#### [Your objective]
Go through the records underneath and count the lines that include the string "this". Give nothing but the number.

#### [Data supplied]
BEGIN

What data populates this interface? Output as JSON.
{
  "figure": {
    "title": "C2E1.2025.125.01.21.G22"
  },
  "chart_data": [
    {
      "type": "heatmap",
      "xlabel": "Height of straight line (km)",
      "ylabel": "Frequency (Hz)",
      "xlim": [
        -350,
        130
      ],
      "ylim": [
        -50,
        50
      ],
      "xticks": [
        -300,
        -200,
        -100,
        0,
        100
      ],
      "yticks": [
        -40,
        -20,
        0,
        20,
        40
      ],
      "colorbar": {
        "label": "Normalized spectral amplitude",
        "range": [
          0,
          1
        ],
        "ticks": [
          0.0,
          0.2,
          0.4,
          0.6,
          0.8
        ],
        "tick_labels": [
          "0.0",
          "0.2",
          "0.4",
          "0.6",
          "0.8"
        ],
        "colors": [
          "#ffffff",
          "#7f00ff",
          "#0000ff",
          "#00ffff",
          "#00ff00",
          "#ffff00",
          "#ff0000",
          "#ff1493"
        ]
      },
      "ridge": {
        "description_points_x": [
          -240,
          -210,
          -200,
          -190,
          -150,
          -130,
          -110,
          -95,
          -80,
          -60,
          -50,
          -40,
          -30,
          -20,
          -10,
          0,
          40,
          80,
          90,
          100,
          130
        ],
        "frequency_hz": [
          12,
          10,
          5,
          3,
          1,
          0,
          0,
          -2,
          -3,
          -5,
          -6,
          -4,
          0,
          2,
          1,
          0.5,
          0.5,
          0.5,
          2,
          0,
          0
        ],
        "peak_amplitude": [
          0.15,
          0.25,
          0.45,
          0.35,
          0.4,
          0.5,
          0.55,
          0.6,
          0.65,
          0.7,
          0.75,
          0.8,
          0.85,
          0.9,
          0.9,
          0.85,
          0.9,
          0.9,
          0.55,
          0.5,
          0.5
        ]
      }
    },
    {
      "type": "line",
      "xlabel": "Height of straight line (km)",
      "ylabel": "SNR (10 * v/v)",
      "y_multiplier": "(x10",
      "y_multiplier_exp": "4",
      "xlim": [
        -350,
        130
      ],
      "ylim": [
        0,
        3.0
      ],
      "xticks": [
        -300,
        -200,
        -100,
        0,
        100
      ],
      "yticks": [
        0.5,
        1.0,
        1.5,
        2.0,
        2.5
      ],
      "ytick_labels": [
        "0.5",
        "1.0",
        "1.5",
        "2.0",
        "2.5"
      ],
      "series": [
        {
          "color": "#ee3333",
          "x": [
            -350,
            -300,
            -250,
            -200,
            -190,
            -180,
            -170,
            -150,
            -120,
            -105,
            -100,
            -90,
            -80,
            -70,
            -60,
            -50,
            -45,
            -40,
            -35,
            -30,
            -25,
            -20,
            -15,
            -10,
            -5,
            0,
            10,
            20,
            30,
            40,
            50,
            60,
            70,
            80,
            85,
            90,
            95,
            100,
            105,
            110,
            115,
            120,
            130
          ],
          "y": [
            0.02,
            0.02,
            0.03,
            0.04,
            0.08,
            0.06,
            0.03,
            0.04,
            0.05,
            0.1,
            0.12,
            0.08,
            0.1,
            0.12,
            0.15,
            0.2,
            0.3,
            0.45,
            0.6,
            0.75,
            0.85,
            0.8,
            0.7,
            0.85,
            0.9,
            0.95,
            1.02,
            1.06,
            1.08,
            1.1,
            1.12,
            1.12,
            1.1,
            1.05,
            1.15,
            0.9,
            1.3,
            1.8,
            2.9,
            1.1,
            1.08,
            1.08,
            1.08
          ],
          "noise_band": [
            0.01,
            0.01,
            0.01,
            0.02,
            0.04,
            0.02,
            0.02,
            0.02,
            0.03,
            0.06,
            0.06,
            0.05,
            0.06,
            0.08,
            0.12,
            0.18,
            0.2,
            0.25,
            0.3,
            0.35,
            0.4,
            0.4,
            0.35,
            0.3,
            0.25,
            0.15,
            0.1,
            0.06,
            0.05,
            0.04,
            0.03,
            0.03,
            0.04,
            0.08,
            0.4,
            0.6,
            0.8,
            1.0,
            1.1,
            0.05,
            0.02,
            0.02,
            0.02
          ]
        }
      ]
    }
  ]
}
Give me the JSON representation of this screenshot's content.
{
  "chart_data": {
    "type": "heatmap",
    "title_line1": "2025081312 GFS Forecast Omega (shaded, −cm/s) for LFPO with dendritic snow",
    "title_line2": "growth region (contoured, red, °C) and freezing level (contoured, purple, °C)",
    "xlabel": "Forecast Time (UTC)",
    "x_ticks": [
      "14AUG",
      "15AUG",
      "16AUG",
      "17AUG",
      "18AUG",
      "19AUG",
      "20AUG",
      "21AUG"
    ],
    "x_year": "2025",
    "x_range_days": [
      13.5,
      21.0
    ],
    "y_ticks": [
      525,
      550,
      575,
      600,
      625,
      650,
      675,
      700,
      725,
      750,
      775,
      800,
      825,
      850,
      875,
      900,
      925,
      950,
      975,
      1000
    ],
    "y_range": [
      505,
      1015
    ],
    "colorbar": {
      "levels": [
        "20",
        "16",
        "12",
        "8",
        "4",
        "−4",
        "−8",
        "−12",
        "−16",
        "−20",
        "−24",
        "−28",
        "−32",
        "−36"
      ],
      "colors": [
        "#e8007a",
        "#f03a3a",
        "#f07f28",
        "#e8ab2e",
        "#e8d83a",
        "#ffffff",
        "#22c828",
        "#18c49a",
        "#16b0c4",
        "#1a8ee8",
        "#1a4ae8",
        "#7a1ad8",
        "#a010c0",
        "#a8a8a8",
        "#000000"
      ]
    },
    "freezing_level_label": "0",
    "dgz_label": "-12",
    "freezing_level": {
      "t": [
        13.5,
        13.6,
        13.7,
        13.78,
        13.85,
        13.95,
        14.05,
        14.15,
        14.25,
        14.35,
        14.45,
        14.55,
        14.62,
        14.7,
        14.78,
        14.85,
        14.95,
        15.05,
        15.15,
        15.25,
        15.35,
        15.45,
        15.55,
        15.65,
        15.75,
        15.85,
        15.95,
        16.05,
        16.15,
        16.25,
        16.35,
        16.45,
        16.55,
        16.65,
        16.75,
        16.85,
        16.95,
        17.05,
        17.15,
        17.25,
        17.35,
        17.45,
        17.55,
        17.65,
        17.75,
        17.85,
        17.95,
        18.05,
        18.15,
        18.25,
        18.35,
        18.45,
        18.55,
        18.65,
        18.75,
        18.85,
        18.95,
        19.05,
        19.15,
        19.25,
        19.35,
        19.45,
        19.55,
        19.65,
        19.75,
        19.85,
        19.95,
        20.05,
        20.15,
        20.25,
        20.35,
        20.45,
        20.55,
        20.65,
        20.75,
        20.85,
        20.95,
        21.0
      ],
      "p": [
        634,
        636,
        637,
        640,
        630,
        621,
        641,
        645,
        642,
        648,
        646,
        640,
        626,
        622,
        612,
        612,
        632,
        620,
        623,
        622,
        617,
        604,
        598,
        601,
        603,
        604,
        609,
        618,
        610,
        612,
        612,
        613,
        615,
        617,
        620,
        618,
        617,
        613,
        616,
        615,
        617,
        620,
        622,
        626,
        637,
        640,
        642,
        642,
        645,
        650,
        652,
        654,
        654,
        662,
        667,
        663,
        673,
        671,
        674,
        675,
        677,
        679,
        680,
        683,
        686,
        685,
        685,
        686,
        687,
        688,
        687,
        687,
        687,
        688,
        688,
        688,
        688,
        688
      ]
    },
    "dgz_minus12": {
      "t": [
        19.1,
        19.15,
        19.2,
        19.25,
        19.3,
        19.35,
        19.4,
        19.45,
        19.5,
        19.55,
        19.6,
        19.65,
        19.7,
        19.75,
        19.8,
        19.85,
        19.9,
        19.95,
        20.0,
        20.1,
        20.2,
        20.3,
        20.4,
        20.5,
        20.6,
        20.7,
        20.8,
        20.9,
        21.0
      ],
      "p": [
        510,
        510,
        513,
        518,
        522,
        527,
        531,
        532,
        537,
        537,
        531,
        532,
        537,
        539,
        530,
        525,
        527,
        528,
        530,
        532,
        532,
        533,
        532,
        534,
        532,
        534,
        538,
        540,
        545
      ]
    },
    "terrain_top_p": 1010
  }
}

END
BEGIN

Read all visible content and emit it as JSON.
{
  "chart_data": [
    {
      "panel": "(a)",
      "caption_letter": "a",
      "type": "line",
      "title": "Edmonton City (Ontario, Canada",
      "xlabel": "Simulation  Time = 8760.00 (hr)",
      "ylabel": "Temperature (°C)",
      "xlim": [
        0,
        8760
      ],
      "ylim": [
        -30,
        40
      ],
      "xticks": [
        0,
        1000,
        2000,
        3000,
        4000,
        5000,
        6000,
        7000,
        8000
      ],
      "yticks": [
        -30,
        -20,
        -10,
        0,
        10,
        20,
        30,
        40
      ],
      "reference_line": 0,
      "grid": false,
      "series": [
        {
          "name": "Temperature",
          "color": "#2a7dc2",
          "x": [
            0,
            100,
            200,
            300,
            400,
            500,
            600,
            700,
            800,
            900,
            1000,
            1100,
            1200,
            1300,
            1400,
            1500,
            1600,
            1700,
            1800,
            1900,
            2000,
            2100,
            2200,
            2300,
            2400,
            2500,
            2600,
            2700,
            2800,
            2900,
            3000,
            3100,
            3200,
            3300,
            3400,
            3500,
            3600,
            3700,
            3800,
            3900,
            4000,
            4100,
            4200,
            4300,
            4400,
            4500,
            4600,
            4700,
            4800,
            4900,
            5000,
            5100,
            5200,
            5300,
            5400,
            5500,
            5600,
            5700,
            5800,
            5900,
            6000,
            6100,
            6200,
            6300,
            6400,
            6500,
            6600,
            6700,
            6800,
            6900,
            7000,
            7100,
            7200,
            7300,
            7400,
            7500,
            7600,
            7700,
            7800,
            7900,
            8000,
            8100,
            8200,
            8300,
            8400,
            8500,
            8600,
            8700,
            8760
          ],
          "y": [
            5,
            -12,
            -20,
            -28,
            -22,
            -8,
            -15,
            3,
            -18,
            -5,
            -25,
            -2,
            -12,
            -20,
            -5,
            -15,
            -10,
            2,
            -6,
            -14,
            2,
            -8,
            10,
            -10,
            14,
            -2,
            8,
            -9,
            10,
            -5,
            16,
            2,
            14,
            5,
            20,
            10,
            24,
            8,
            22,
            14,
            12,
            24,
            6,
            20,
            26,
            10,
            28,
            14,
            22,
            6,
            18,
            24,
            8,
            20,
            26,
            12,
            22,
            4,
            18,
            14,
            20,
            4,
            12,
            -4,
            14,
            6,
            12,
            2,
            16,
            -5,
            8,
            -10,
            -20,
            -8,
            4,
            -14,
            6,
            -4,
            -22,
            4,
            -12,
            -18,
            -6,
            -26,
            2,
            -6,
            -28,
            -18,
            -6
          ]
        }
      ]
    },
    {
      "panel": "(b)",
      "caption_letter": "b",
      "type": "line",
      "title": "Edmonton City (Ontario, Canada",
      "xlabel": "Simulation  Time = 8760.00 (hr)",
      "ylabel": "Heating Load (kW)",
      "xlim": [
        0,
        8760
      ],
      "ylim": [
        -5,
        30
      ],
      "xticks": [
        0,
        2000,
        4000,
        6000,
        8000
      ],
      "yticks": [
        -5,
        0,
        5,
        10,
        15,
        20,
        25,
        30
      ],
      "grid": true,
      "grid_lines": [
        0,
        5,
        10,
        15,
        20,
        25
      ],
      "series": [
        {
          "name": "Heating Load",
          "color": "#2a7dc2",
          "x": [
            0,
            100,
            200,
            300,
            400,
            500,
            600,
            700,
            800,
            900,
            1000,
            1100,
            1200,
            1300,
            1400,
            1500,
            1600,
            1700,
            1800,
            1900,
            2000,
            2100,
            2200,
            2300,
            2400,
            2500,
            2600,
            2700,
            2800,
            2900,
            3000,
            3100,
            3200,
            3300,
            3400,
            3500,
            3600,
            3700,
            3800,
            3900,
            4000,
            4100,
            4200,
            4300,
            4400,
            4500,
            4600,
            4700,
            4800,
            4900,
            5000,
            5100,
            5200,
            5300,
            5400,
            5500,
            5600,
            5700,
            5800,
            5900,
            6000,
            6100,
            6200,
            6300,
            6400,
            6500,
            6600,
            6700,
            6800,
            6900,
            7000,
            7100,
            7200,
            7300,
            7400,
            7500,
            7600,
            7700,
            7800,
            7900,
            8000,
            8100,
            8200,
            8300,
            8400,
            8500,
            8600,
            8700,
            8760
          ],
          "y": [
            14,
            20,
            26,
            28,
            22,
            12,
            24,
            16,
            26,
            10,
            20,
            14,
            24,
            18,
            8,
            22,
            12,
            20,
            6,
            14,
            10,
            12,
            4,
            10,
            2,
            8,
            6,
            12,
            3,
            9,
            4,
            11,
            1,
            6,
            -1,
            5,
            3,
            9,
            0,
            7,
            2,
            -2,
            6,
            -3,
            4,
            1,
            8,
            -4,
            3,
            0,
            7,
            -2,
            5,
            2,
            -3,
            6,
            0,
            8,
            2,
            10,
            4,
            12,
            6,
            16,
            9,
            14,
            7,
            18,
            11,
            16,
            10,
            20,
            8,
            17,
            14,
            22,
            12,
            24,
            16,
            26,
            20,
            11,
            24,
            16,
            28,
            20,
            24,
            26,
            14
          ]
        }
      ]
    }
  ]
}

END
BEGIN

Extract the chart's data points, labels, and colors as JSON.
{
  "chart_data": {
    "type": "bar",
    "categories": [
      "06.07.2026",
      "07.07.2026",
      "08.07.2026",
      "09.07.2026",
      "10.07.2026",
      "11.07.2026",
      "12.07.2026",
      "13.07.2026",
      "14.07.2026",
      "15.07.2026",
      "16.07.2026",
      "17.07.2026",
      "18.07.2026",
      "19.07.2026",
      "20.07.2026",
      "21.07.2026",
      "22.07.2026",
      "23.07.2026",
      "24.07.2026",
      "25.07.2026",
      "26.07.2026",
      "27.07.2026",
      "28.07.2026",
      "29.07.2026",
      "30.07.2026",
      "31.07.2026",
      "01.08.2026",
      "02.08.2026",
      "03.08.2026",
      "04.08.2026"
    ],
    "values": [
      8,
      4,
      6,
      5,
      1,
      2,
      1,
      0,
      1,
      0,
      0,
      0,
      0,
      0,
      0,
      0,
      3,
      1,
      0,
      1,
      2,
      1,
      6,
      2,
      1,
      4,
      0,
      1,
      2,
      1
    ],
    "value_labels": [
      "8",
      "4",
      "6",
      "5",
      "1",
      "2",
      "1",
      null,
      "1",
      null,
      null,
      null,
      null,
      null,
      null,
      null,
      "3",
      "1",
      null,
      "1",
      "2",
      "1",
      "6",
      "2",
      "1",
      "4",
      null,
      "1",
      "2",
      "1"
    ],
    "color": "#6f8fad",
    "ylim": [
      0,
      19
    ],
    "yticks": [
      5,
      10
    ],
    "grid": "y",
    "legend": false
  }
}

END

#### [Exercise answer]
2